* WHAT NEEDS TO BE DONE
Render every entry verbatim.

* RECORDS SHOWN
----------
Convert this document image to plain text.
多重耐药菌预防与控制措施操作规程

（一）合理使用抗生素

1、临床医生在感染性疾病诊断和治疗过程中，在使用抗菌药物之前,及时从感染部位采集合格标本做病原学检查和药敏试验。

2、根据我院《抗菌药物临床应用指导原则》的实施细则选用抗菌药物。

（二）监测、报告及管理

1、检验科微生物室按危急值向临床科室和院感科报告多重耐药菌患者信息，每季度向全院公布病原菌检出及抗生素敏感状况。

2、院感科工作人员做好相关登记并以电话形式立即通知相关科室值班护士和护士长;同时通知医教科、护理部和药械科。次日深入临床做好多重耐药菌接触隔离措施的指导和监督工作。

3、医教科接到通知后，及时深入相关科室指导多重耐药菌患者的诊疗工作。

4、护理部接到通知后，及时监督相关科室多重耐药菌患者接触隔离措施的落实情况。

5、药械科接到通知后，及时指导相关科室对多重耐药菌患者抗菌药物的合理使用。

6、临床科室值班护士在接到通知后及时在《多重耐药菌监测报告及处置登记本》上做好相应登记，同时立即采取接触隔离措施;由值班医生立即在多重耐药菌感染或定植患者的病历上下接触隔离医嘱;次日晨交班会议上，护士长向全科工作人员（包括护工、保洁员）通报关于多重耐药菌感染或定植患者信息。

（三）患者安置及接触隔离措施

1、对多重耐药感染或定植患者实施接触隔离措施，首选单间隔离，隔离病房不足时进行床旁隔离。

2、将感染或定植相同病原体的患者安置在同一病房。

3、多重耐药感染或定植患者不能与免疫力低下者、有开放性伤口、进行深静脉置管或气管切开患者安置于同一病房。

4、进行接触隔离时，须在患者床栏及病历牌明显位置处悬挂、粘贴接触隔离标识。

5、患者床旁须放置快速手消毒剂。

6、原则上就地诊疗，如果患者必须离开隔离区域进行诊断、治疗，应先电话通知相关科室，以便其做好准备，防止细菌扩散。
----------
* WRITTEN ANSWER
Convert this document image to plain text.
多重耐药菌预防与控制措施操作规程

（一）合理使用抗生素

1、临床医生在感染性疾病诊断和治疗过程中，在使用抗菌药物之前,及时从感染部位采集合格标本做病原学检查和药敏试验。

2、根据我院《抗菌药物临床应用指导原则》的实施细则选用抗菌药物。

（二）监测、报告及管理

1、检验科微生物室按危急值向临床科室和院感科报告多重耐药菌患者信息，每季度向全院公布病原菌检出及抗生素敏感状况。

2、院感科工作人员做好相关登记并以电话形式立即通知相关科室值班护士和护士长;同时通知医教科、护理部和药械科。次日深入临床做好多重耐药菌接触隔离措施的指导和监督工作。

3、医教科接到通知后，及时深入相关科室指导多重耐药菌患者的诊疗工作。

4、护理部接到通知后，及时监督相关科室多重耐药菌患者接触隔离措施的落实情况。

5、药械科接到通知后，及时指导相关科室对多重耐药菌患者抗菌药物的合理使用。

6、临床科室值班护士在接到通知后及时在《多重耐药菌监测报告及处置登记本》上做好相应登记，同时立即采取接触隔离措施;由值班医生立即在多重耐药菌感染或定植患者的病历上下接触隔离医嘱;次日晨交班会议上，护士长向全科工作人员（包括护工、保洁员）通报关于多重耐药菌感染或定植患者信息。

（三）患者安置及接触隔离措施

1、对多重耐药感染或定植患者实施接触隔离措施，首选单间隔离，隔离病房不足时进行床旁隔离。

2、将感染或定植相同病原体的患者安置在同一病房。

3、多重耐药感染或定植患者不能与免疫力低下者、有开放性伤口、进行深静脉置管或气管切开患者安置于同一病房。

4、进行接触隔离时，须在患者床栏及病历牌明显位置处悬挂、粘贴接触隔离标识。

5、患者床旁须放置快速手消毒剂。

6、原则上就地诊疗，如果患者必须离开隔离区域进行诊断、治疗，应先电话通知相关科室，以便其做好准备，防止细菌扩散。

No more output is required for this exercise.